▶ Exercise goal
Look through the data below and say how many of its lines contain "color", adding nothing else.

▶ Material for this task
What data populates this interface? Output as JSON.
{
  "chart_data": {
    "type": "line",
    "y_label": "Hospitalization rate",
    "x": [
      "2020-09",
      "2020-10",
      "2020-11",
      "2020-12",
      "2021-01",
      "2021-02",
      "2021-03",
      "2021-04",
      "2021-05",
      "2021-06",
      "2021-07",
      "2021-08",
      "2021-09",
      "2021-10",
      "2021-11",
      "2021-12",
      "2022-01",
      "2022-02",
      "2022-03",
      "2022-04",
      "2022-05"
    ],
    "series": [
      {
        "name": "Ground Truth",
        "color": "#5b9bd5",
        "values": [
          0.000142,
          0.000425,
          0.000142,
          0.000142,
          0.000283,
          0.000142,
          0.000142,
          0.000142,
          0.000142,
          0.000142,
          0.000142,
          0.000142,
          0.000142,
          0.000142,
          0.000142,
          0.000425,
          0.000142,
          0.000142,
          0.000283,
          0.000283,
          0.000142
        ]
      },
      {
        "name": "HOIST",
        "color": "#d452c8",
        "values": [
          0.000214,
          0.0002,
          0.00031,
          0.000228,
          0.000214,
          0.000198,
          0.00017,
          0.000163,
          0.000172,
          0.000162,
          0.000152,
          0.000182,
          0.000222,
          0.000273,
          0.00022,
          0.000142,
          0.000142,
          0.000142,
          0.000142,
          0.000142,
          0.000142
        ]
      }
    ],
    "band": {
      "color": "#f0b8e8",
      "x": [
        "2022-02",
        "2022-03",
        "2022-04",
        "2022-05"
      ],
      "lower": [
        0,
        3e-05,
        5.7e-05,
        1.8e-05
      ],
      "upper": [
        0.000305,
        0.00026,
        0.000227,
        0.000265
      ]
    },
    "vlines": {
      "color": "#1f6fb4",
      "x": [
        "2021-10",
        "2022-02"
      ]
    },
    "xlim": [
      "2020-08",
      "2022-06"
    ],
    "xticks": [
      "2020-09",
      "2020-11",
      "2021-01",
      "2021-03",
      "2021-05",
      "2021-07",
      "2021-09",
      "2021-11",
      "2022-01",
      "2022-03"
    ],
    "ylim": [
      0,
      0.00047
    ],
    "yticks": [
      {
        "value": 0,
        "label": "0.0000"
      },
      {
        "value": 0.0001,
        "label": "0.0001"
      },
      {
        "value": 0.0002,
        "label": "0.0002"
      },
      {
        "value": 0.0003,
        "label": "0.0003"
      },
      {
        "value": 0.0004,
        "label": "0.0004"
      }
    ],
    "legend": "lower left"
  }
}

▶ Final answer
4